Problem to solve: Copy everything in the data below exactly except the pictures.

Dataset listings of figures:
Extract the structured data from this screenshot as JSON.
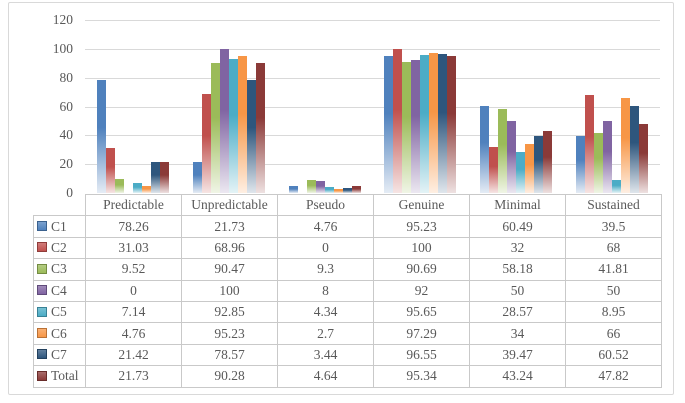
{
  "chart_data": {
    "type": "bar",
    "title": "",
    "xlabel": "",
    "ylabel": "",
    "categories": [
      "Predictable",
      "Unpredictable",
      "Pseudo",
      "Genuine",
      "Minimal",
      "Sustained"
    ],
    "series": [
      {
        "name": "C1",
        "color": "#4F81BD",
        "values": [
          78.26,
          21.73,
          4.76,
          95.23,
          60.49,
          39.5
        ],
        "labels": [
          "78.26",
          "21.73",
          "4.76",
          "95.23",
          "60.49",
          "39.5"
        ]
      },
      {
        "name": "C2",
        "color": "#C0504D",
        "values": [
          31.03,
          68.96,
          0,
          100,
          32,
          68
        ],
        "labels": [
          "31.03",
          "68.96",
          "0",
          "100",
          "32",
          "68"
        ]
      },
      {
        "name": "C3",
        "color": "#9BBB59",
        "values": [
          9.52,
          90.47,
          9.3,
          90.69,
          58.18,
          41.81
        ],
        "labels": [
          "9.52",
          "90.47",
          "9.3",
          "90.69",
          "58.18",
          "41.81"
        ]
      },
      {
        "name": "C4",
        "color": "#8064A2",
        "values": [
          0,
          100,
          8,
          92,
          50,
          50
        ],
        "labels": [
          "0",
          "100",
          "8",
          "92",
          "50",
          "50"
        ]
      },
      {
        "name": "C5",
        "color": "#4BACC6",
        "values": [
          7.14,
          92.85,
          4.34,
          95.65,
          28.57,
          8.95
        ],
        "labels": [
          "7.14",
          "92.85",
          "4.34",
          "95.65",
          "28.57",
          "8.95"
        ]
      },
      {
        "name": "C6",
        "color": "#F79646",
        "values": [
          4.76,
          95.23,
          2.7,
          97.29,
          34,
          66
        ],
        "labels": [
          "4.76",
          "95.23",
          "2.7",
          "97.29",
          "34",
          "66"
        ]
      },
      {
        "name": "C7",
        "color": "#2E567D",
        "values": [
          21.42,
          78.57,
          3.44,
          96.55,
          39.47,
          60.52
        ],
        "labels": [
          "21.42",
          "78.57",
          "3.44",
          "96.55",
          "39.47",
          "60.52"
        ]
      },
      {
        "name": "Total",
        "color": "#8B3A38",
        "values": [
          21.73,
          90.28,
          4.64,
          95.34,
          43.24,
          47.82
        ],
        "labels": [
          "21.73",
          "90.28",
          "4.64",
          "95.34",
          "43.24",
          "47.82"
        ]
      }
    ],
    "ylim": [
      0,
      120
    ],
    "ytick_labels": [
      "120",
      "100",
      "80",
      "60",
      "40",
      "20",
      "0"
    ],
    "grid": true,
    "legend_position": "table-row-headers",
    "data_table_shown": true
  },
  "style_colors": {
    "gridline": "#d9d9d9",
    "chart_border": "#d9d9d9",
    "table_border": "#c9c9c9",
    "text": "#595959"
  }
}
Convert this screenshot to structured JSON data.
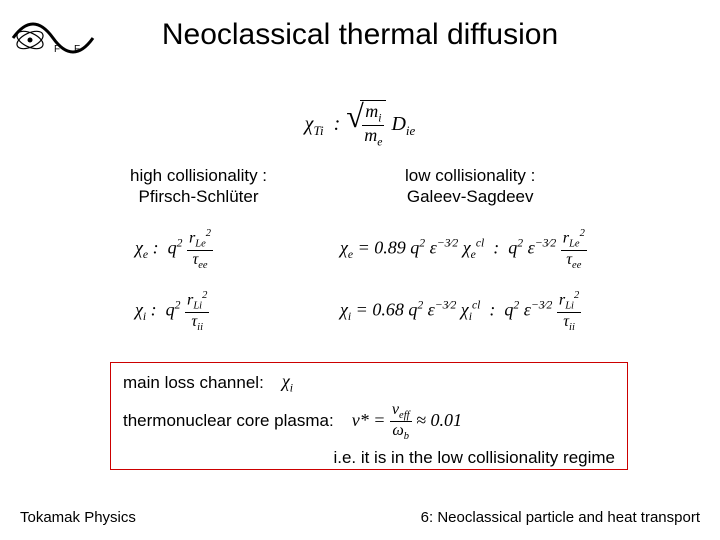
{
  "title": "Neoclassical thermal diffusion",
  "logo": {
    "name": "institute-logo"
  },
  "eq_top_html": "χ<sub>Ti</sub> &nbsp;:&nbsp; <span class='sqrt'><span class='rad'><span class='frac'><span class='num'>m<sub>i</sub></span><span class='den'>m<sub>e</sub></span></span></span></span> D<sub>ie</sub>",
  "col_left": {
    "line1": "high collisionality :",
    "line2": "Pfirsch-Schlüter"
  },
  "col_right": {
    "line1": "low collisionality :",
    "line2": "Galeev-Sagdeev"
  },
  "eq_left_e_html": "χ<sub>e</sub> : &nbsp;q<sup>2</sup> <span class='frac'><span class='num'>r<sub>Le</sub><sup>2</sup></span><span class='den'>τ<sub>ee</sub></span></span>",
  "eq_left_i_html": "χ<sub>i</sub> : &nbsp;q<sup>2</sup> <span class='frac'><span class='num'>r<sub>Li</sub><sup>2</sup></span><span class='den'>τ<sub>ii</sub></span></span>",
  "eq_right_e_html": "χ<sub>e</sub> = 0.89 q<sup>2</sup> ε<sup>&#8722;3&#8260;2</sup> χ<sub>e</sub><sup>cl</sup> &nbsp;:&nbsp; q<sup>2</sup> ε<sup>&#8722;3&#8260;2</sup> <span class='frac'><span class='num'>r<sub>Le</sub><sup>2</sup></span><span class='den'>τ<sub>ee</sub></span></span>",
  "eq_right_i_html": "χ<sub>i</sub> = 0.68 q<sup>2</sup> ε<sup>&#8722;3&#8260;2</sup> χ<sub>i</sub><sup>cl</sup> &nbsp;:&nbsp; q<sup>2</sup> ε<sup>&#8722;3&#8260;2</sup> <span class='frac'><span class='num'>r<sub>Li</sub><sup>2</sup></span><span class='den'>τ<sub>ii</sub></span></span>",
  "box": {
    "row1_label": "main loss channel:",
    "row1_eq_html": "χ<sub>i</sub>",
    "row2_label": "thermonuclear core plasma:",
    "row2_eq_html": "ν* = <span class='frac'><span class='num'>ν<sub>eff</sub></span><span class='den'>ω<sub>b</sub></span></span> ≈ 0.01",
    "row3": "i.e. it is in the low collisionality regime"
  },
  "footer": {
    "left": "Tokamak Physics",
    "right": "6: Neoclassical particle and heat transport"
  },
  "styles": {
    "title_fontsize": 30,
    "body_fontsize": 17,
    "eq_fontsize": 18,
    "box_border_color": "#cc0000",
    "background_color": "#ffffff",
    "text_color": "#000000"
  }
}
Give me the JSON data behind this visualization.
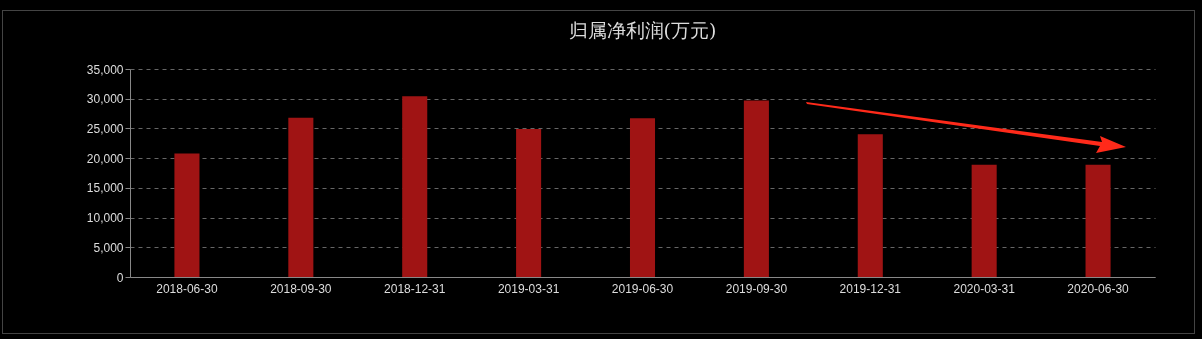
{
  "chart_data": {
    "type": "bar",
    "title": "归属净利润(万元)",
    "categories": [
      "2018-06-30",
      "2018-09-30",
      "2018-12-31",
      "2019-03-31",
      "2019-06-30",
      "2019-09-30",
      "2019-12-31",
      "2020-03-31",
      "2020-06-30"
    ],
    "values": [
      20800,
      26800,
      30400,
      24900,
      26700,
      29700,
      24000,
      18900,
      18900
    ],
    "color": "#a01414",
    "ylim": [
      0,
      35000
    ],
    "yticks": [
      {
        "value": 0,
        "label": "0"
      },
      {
        "value": 5000,
        "label": "5,000"
      },
      {
        "value": 10000,
        "label": "10,000"
      },
      {
        "value": 15000,
        "label": "15,000"
      },
      {
        "value": 20000,
        "label": "20,000"
      },
      {
        "value": 25000,
        "label": "25,000"
      },
      {
        "value": 30000,
        "label": "30,000"
      },
      {
        "value": 35000,
        "label": "35,000"
      }
    ],
    "grid": "y"
  }
}
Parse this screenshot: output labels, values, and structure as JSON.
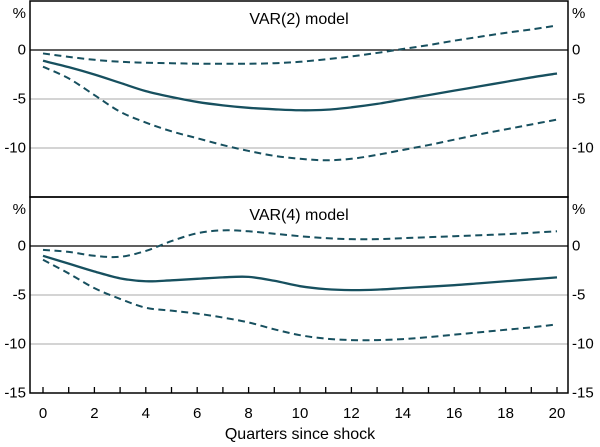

The result:
Extract the structured data from this screenshot as JSON.
{
  "chart_data": {
    "type": "bar",
    "title": "",
    "xlabel": "",
    "ylabel": "",
    "categories": [
      "Predictable",
      "Unpredictable",
      "Pseudo",
      "Genuine",
      "Minimal",
      "Sustained"
    ],
    "series": [
      {
        "name": "C1",
        "color": "#4F81BD",
        "values": [
          78.26,
          21.73,
          4.76,
          95.23,
          60.49,
          39.5
        ],
        "labels": [
          "78.26",
          "21.73",
          "4.76",
          "95.23",
          "60.49",
          "39.5"
        ]
      },
      {
        "name": "C2",
        "color": "#C0504D",
        "values": [
          31.03,
          68.96,
          0,
          100,
          32,
          68
        ],
        "labels": [
          "31.03",
          "68.96",
          "0",
          "100",
          "32",
          "68"
        ]
      },
      {
        "name": "C3",
        "color": "#9BBB59",
        "values": [
          9.52,
          90.47,
          9.3,
          90.69,
          58.18,
          41.81
        ],
        "labels": [
          "9.52",
          "90.47",
          "9.3",
          "90.69",
          "58.18",
          "41.81"
        ]
      },
      {
        "name": "C4",
        "color": "#8064A2",
        "values": [
          0,
          100,
          8,
          92,
          50,
          50
        ],
        "labels": [
          "0",
          "100",
          "8",
          "92",
          "50",
          "50"
        ]
      },
      {
        "name": "C5",
        "color": "#4BACC6",
        "values": [
          7.14,
          92.85,
          4.34,
          95.65,
          28.57,
          8.95
        ],
        "labels": [
          "7.14",
          "92.85",
          "4.34",
          "95.65",
          "28.57",
          "8.95"
        ]
      },
      {
        "name": "C6",
        "color": "#F79646",
        "values": [
          4.76,
          95.23,
          2.7,
          97.29,
          34,
          66
        ],
        "labels": [
          "4.76",
          "95.23",
          "2.7",
          "97.29",
          "34",
          "66"
        ]
      },
      {
        "name": "C7",
        "color": "#2E567D",
        "values": [
          21.42,
          78.57,
          3.44,
          96.55,
          39.47,
          60.52
        ],
        "labels": [
          "21.42",
          "78.57",
          "3.44",
          "96.55",
          "39.47",
          "60.52"
        ]
      },
      {
        "name": "Total",
        "color": "#8B3A38",
        "values": [
          21.73,
          90.28,
          4.64,
          95.34,
          43.24,
          47.82
        ],
        "labels": [
          "21.73",
          "90.28",
          "4.64",
          "95.34",
          "43.24",
          "47.82"
        ]
      }
    ],
    "ylim": [
      0,
      120
    ],
    "ytick_labels": [
      "120",
      "100",
      "80",
      "60",
      "40",
      "20",
      "0"
    ],
    "grid": true,
    "legend_position": "table-row-headers",
    "data_table_shown": true
  },
  "style_colors": {
    "gridline": "#d9d9d9",
    "chart_border": "#d9d9d9",
    "table_border": "#c9c9c9",
    "text": "#595959"
  }
}
Convert this screenshot to structured JSON data.
{
  "title": "Neoclassical thermal diffusion",
  "logo": {
    "name": "institute-logo"
  },
  "eq_top_html": "χ<sub>Ti</sub> &nbsp;:&nbsp; <span class='sqrt'><span class='rad'><span class='frac'><span class='num'>m<sub>i</sub></span><span class='den'>m<sub>e</sub></span></span></span></span> D<sub>ie</sub>",
  "col_left": {
    "line1": "high collisionality :",
    "line2": "Pfirsch-Schlüter"
  },
  "col_right": {
    "line1": "low collisionality :",
    "line2": "Galeev-Sagdeev"
  },
  "eq_left_e_html": "χ<sub>e</sub> : &nbsp;q<sup>2</sup> <span class='frac'><span class='num'>r<sub>Le</sub><sup>2</sup></span><span class='den'>τ<sub>ee</sub></span></span>",
  "eq_left_i_html": "χ<sub>i</sub> : &nbsp;q<sup>2</sup> <span class='frac'><span class='num'>r<sub>Li</sub><sup>2</sup></span><span class='den'>τ<sub>ii</sub></span></span>",
  "eq_right_e_html": "χ<sub>e</sub> = 0.89 q<sup>2</sup> ε<sup>&#8722;3&#8260;2</sup> χ<sub>e</sub><sup>cl</sup> &nbsp;:&nbsp; q<sup>2</sup> ε<sup>&#8722;3&#8260;2</sup> <span class='frac'><span class='num'>r<sub>Le</sub><sup>2</sup></span><span class='den'>τ<sub>ee</sub></span></span>",
  "eq_right_i_html": "χ<sub>i</sub> = 0.68 q<sup>2</sup> ε<sup>&#8722;3&#8260;2</sup> χ<sub>i</sub><sup>cl</sup> &nbsp;:&nbsp; q<sup>2</sup> ε<sup>&#8722;3&#8260;2</sup> <span class='frac'><span class='num'>r<sub>Li</sub><sup>2</sup></span><span class='den'>τ<sub>ii</sub></span></span>",
  "box": {
    "row1_label": "main loss channel:",
    "row1_eq_html": "χ<sub>i</sub>",
    "row2_label": "thermonuclear core plasma:",
    "row2_eq_html": "ν* = <span class='frac'><span class='num'>ν<sub>eff</sub></span><span class='den'>ω<sub>b</sub></span></span> ≈ 0.01",
    "row3": "i.e. it is in the low collisionality regime"
  },
  "footer": {
    "left": "Tokamak Physics",
    "right": "6: Neoclassical particle and heat transport"
  },
  "styles": {
    "title_fontsize": 30,
    "body_fontsize": 17,
    "eq_fontsize": 18,
    "box_border_color": "#cc0000",
    "background_color": "#ffffff",
    "text_color": "#000000"
  }
}
Give me the JSON data behind this visualization.
{
  "chart_data": {
    "type": "bar",
    "title": "归属净利润(万元)",
    "categories": [
      "2018-06-30",
      "2018-09-30",
      "2018-12-31",
      "2019-03-31",
      "2019-06-30",
      "2019-09-30",
      "2019-12-31",
      "2020-03-31",
      "2020-06-30"
    ],
    "values": [
      20800,
      26800,
      30400,
      24900,
      26700,
      29700,
      24000,
      18900,
      18900
    ],
    "color": "#a01414",
    "ylim": [
      0,
      35000
    ],
    "yticks": [
      {
        "value": 0,
        "label": "0"
      },
      {
        "value": 5000,
        "label": "5,000"
      },
      {
        "value": 10000,
        "label": "10,000"
      },
      {
        "value": 15000,
        "label": "15,000"
      },
      {
        "value": 20000,
        "label": "20,000"
      },
      {
        "value": 25000,
        "label": "25,000"
      },
      {
        "value": 30000,
        "label": "30,000"
      },
      {
        "value": 35000,
        "label": "35,000"
      }
    ],
    "grid": "y"
  }
}
Parse this screenshot: output labels, values, and structure as JSON.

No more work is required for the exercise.